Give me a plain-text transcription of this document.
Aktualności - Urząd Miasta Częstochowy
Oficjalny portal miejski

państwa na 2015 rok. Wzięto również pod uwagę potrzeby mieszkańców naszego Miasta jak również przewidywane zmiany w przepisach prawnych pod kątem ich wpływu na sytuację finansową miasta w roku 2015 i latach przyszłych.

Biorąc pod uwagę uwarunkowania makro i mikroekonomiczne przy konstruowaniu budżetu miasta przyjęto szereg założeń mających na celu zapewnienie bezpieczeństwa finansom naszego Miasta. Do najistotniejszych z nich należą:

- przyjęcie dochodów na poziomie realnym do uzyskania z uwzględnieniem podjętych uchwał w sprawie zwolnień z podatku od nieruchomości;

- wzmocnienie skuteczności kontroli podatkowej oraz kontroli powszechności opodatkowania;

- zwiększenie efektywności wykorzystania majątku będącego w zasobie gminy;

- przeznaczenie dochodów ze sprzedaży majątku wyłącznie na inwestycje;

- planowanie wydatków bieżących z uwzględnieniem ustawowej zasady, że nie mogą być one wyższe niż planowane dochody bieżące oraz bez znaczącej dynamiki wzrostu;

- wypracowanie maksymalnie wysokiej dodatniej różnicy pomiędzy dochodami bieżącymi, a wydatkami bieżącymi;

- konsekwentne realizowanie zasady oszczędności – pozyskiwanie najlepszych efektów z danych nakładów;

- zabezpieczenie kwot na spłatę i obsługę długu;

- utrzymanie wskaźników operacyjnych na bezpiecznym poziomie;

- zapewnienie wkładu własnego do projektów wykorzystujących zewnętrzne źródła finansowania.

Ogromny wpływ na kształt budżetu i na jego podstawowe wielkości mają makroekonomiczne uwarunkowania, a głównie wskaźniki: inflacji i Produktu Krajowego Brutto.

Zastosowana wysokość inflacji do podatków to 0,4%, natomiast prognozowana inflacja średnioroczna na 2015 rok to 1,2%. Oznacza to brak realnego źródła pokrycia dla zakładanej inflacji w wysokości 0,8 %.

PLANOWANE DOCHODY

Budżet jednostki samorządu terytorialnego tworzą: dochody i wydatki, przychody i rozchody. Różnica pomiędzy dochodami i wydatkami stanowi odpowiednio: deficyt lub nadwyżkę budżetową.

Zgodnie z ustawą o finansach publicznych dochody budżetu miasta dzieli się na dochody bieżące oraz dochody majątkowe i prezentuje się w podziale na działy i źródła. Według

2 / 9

* * *

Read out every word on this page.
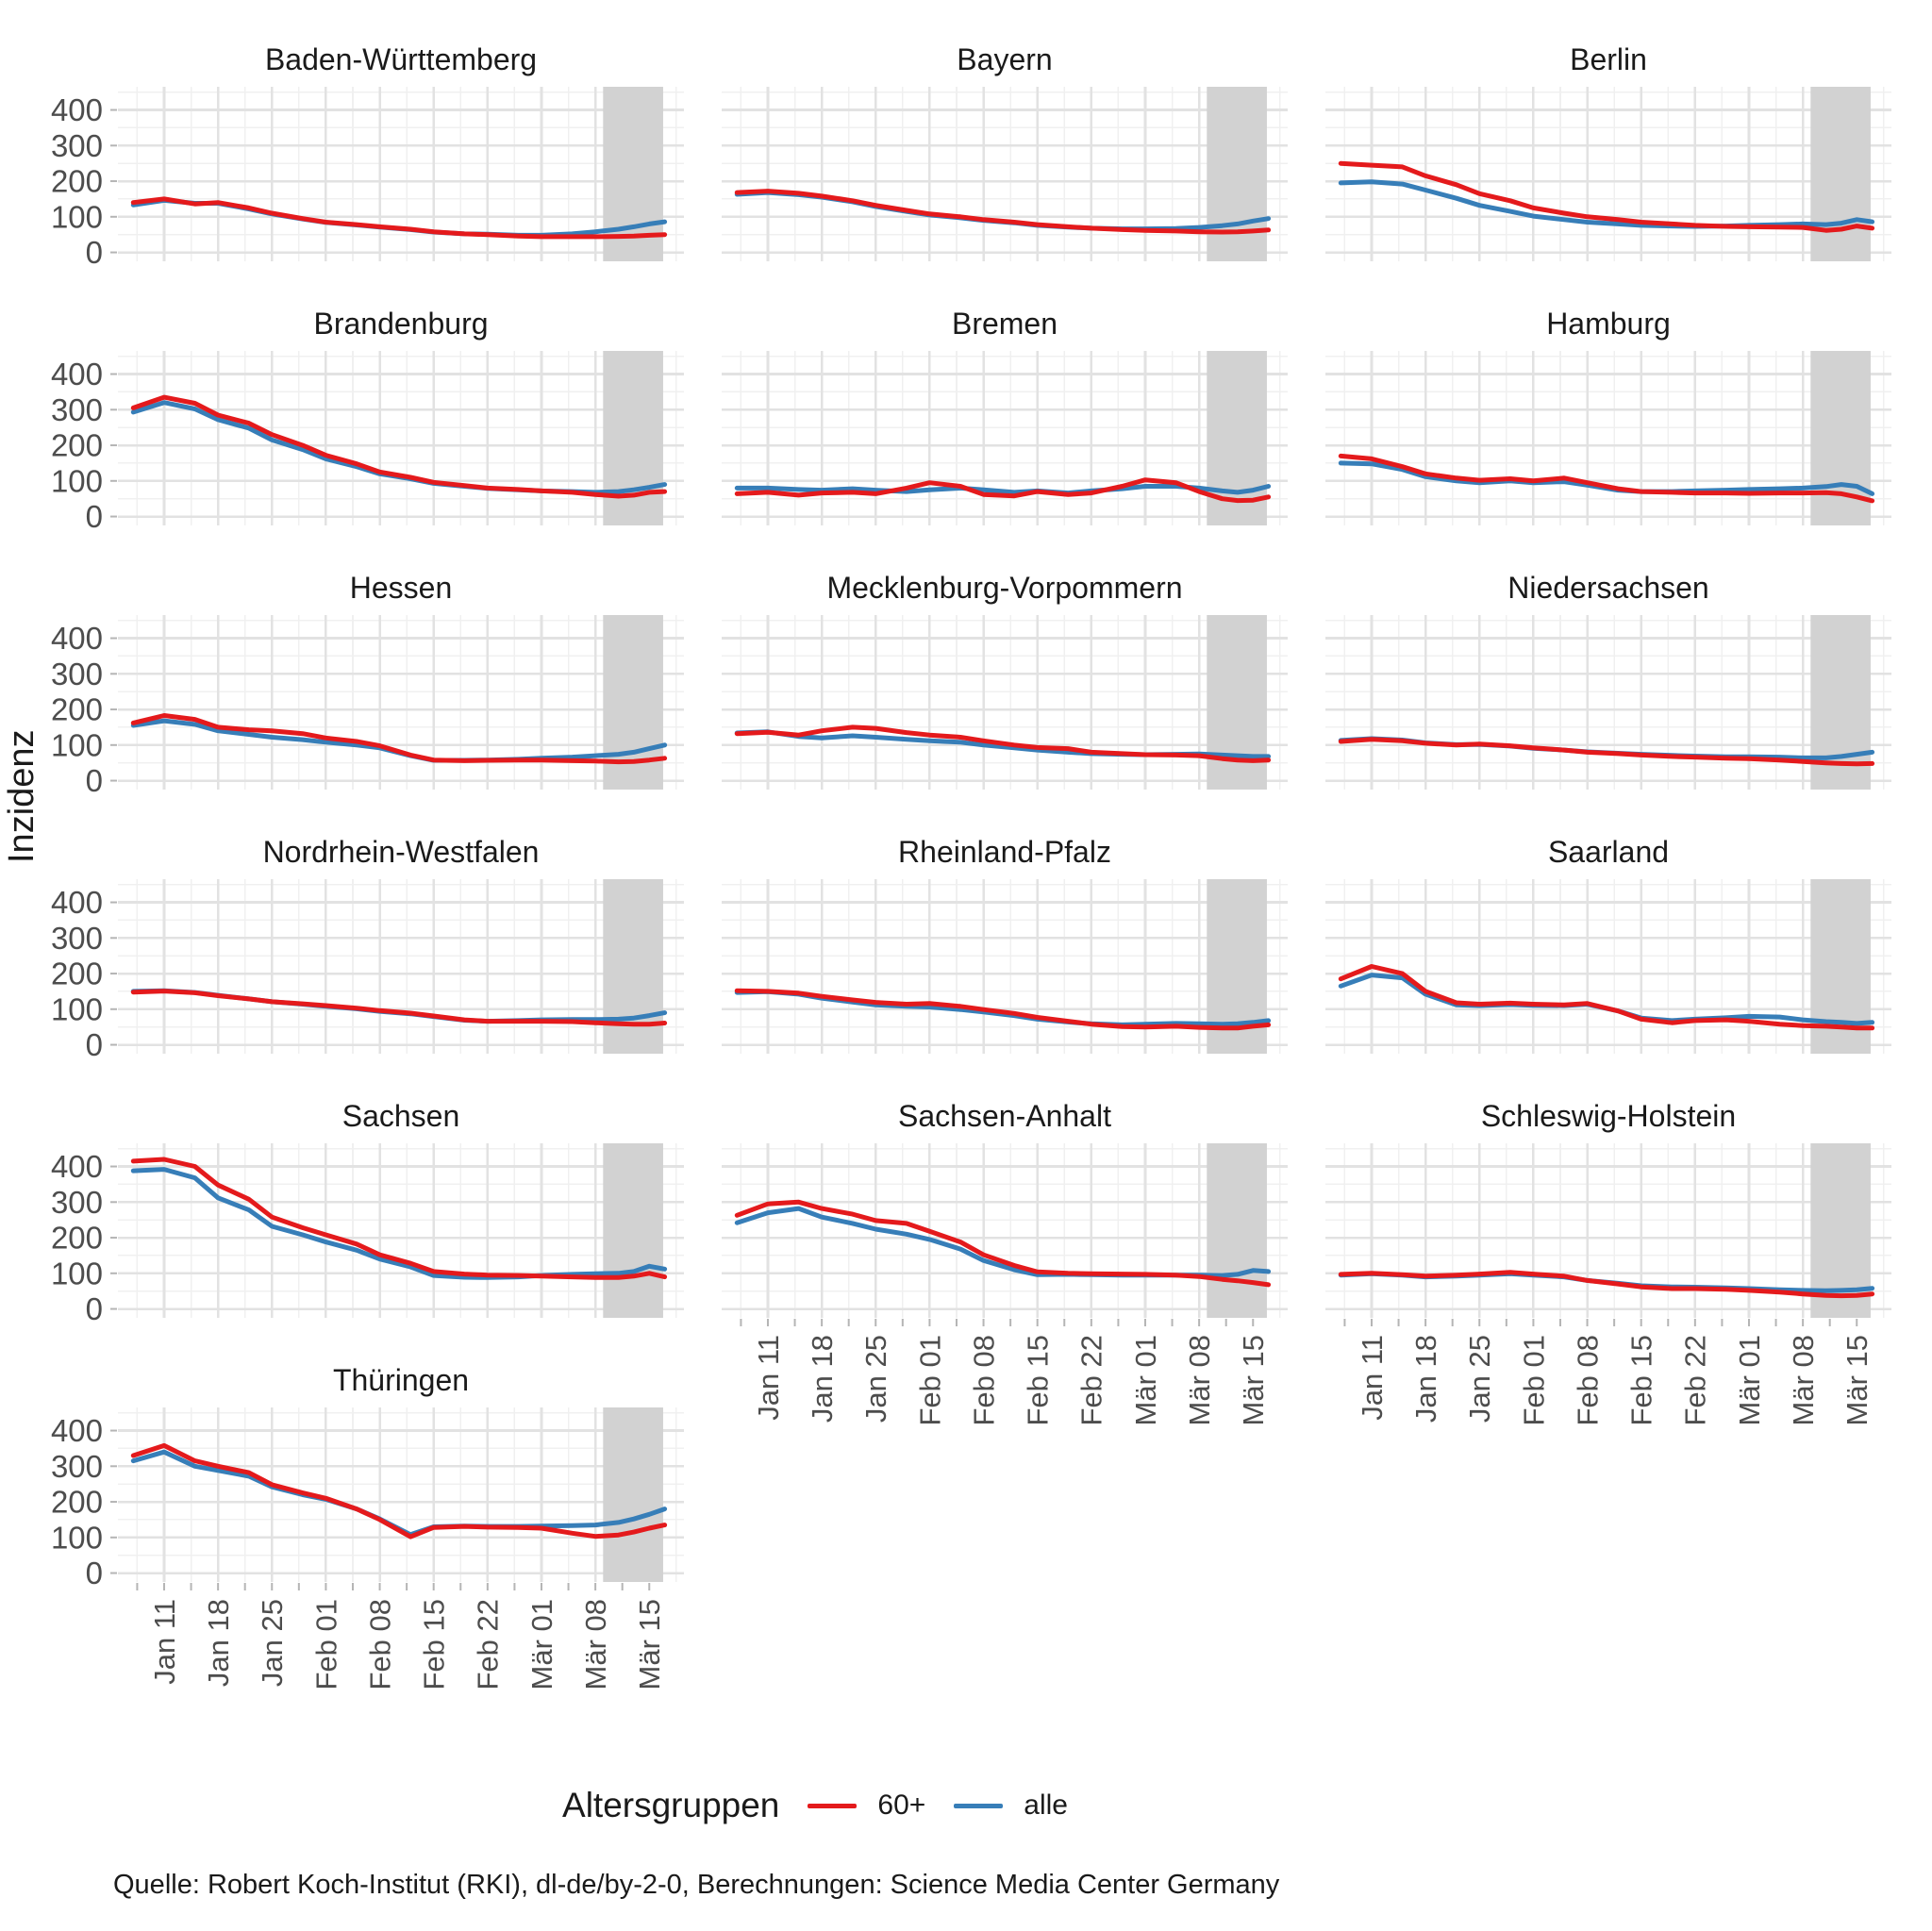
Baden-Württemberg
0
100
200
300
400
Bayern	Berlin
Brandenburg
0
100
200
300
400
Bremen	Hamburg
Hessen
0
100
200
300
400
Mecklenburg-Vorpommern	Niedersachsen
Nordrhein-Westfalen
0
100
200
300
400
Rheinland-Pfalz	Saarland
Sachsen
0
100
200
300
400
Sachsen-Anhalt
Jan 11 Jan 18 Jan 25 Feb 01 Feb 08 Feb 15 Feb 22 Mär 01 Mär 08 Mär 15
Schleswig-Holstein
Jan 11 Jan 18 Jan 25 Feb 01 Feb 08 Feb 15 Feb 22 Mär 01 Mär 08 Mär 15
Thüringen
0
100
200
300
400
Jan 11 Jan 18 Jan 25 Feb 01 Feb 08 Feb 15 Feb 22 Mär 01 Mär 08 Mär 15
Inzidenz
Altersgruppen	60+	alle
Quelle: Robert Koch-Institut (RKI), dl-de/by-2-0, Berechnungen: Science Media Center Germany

WRITTEN EXERCISE
From the entries above, copy every line where the word "inflacji" shows up.

TASK RESULT
Ogromny wpływ na kształt budżetu i na jego podstawowe wielkości mają makroekonomiczne uwarunkowania, a głównie wskaźniki: inflacji i Produktu Krajowego Brutto.
Zastosowana wysokość inflacji do podatków to 0,4%, natomiast prognozowana inflacja średnioroczna na 2015 rok to 1,2%. Oznacza to brak realnego źródła pokrycia dla zakładanej inflacji w wysokości 0,8 %.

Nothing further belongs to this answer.